# [GOAL]
Reproduce verbatim the listing from its first line through the line containing "- role-project-manager[interactable]: Менеджер", including both of these lines.

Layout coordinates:
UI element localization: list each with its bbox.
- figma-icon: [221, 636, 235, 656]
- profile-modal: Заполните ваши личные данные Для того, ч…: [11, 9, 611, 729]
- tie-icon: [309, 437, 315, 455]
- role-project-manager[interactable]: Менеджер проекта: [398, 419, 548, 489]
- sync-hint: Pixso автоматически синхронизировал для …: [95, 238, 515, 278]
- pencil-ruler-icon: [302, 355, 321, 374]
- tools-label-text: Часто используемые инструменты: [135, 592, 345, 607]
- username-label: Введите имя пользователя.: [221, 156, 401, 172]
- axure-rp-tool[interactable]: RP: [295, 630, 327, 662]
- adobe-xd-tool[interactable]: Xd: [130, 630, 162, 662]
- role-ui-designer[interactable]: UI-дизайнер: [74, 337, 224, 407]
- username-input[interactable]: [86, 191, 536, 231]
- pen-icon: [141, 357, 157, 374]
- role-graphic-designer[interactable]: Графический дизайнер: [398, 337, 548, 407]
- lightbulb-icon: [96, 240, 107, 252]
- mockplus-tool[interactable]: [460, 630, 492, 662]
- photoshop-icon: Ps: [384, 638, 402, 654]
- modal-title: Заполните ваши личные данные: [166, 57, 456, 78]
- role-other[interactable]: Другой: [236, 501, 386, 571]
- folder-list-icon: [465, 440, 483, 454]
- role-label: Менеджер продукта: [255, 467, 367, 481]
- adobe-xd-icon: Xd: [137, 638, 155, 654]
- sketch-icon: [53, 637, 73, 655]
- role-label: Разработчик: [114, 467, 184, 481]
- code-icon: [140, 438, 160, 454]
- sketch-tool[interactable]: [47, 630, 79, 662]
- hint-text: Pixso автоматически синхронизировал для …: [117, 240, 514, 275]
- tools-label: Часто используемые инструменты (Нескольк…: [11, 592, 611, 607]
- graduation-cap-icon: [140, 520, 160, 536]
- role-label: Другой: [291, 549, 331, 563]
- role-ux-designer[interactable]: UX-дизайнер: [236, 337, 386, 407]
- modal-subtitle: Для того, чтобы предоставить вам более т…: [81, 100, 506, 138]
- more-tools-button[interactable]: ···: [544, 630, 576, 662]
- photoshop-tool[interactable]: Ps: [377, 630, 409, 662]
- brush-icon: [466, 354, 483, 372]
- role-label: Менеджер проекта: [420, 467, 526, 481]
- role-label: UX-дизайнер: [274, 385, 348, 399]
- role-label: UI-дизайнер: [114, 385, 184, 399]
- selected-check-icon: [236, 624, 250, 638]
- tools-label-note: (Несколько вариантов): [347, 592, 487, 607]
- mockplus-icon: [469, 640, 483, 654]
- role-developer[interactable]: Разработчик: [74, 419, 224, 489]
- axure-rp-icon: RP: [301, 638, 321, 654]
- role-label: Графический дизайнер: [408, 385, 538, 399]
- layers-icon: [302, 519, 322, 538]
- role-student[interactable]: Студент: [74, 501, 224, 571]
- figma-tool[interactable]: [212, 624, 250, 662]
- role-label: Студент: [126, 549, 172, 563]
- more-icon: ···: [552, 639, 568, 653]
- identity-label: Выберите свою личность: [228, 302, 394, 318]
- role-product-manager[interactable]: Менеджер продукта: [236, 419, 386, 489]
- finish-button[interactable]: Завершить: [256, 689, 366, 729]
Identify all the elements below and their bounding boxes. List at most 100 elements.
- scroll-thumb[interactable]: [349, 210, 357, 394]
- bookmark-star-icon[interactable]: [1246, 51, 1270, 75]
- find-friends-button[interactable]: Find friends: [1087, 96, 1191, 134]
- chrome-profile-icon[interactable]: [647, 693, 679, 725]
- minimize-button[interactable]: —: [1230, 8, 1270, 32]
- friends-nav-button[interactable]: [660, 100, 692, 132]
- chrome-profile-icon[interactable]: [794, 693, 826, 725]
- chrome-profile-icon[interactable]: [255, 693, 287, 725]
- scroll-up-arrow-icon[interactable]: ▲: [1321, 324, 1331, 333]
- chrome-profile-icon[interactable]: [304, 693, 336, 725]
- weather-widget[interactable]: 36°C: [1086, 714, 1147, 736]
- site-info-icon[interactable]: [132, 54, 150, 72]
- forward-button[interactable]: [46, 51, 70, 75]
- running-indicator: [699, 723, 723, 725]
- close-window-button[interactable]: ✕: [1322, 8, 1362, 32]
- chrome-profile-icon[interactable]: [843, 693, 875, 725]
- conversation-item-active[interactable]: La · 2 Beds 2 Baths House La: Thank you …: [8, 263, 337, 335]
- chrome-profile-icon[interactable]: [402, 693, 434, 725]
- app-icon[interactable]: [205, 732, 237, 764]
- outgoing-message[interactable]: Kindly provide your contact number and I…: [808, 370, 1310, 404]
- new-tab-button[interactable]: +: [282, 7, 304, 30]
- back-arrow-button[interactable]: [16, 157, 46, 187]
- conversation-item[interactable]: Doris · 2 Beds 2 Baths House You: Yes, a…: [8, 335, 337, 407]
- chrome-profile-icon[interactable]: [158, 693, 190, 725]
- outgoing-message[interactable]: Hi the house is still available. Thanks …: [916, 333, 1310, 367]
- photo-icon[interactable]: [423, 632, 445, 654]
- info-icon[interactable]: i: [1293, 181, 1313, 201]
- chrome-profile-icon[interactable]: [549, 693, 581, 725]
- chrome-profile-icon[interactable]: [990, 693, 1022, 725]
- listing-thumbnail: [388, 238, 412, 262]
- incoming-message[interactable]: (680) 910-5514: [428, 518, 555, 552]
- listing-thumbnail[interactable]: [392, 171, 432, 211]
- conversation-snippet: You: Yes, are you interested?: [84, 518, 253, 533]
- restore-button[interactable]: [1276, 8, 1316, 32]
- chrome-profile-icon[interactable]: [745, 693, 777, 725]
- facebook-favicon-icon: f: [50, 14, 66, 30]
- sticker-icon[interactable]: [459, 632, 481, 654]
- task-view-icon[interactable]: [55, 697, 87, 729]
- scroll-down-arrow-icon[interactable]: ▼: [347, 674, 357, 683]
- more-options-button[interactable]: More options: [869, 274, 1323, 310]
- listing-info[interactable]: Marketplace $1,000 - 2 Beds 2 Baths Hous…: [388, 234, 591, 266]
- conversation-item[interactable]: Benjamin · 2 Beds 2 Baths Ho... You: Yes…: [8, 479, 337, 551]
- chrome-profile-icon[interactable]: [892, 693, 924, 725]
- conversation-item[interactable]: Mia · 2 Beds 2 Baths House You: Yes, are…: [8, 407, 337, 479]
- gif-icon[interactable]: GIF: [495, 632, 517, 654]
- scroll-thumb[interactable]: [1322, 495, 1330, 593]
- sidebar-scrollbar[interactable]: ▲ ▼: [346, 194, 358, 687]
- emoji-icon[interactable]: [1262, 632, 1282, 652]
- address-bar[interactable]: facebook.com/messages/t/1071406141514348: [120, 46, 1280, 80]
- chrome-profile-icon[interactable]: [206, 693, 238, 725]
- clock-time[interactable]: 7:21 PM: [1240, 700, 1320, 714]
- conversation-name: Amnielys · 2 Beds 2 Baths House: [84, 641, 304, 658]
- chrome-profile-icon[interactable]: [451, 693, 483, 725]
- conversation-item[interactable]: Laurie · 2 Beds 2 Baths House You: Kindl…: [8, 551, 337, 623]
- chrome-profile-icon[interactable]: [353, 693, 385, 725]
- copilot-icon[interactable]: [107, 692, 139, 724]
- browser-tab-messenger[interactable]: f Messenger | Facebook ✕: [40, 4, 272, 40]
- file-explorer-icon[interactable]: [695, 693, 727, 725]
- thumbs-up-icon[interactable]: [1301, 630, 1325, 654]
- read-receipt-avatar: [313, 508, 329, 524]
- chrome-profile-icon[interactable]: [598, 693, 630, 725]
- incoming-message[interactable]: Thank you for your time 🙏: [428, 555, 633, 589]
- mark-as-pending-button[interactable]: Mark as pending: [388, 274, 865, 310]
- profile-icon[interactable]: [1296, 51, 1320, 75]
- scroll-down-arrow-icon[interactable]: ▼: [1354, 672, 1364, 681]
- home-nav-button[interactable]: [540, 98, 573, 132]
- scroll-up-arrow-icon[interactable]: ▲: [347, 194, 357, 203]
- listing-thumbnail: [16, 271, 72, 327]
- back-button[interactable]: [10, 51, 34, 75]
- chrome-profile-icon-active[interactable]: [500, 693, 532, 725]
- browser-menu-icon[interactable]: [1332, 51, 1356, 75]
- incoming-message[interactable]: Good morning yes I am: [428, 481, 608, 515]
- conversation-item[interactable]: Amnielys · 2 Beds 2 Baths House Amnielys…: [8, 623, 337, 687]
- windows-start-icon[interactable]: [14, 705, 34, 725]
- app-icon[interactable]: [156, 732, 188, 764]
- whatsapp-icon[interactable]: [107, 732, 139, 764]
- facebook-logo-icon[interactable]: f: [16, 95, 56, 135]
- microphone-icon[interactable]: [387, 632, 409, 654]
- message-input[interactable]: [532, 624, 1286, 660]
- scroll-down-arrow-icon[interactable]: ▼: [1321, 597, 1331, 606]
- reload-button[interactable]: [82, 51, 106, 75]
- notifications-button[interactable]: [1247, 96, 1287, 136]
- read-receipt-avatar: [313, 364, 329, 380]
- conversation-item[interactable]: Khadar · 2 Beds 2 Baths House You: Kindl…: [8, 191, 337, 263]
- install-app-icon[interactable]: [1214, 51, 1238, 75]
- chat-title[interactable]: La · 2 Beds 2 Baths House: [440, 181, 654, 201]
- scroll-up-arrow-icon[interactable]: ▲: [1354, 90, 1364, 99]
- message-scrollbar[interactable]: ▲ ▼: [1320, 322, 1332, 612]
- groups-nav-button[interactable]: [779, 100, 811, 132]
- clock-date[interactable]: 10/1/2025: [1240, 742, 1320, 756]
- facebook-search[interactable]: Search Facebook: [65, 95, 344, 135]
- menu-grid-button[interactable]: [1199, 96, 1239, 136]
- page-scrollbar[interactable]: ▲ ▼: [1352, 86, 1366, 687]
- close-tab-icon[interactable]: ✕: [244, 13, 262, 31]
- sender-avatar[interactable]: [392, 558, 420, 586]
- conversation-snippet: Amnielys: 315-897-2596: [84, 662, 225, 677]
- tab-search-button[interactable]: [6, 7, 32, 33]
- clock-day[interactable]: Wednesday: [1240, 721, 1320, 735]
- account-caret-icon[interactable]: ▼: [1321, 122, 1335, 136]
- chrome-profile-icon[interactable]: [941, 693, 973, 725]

# [COMPLETE OUTPUT]
UI element localization: list each with its bbox.
- figma-icon: [221, 636, 235, 656]
- profile-modal: Заполните ваши личные данные Для того, ч…: [11, 9, 611, 729]
- tie-icon: [309, 437, 315, 455]
- role-project-manager[interactable]: Менеджер проекта: [398, 419, 548, 489]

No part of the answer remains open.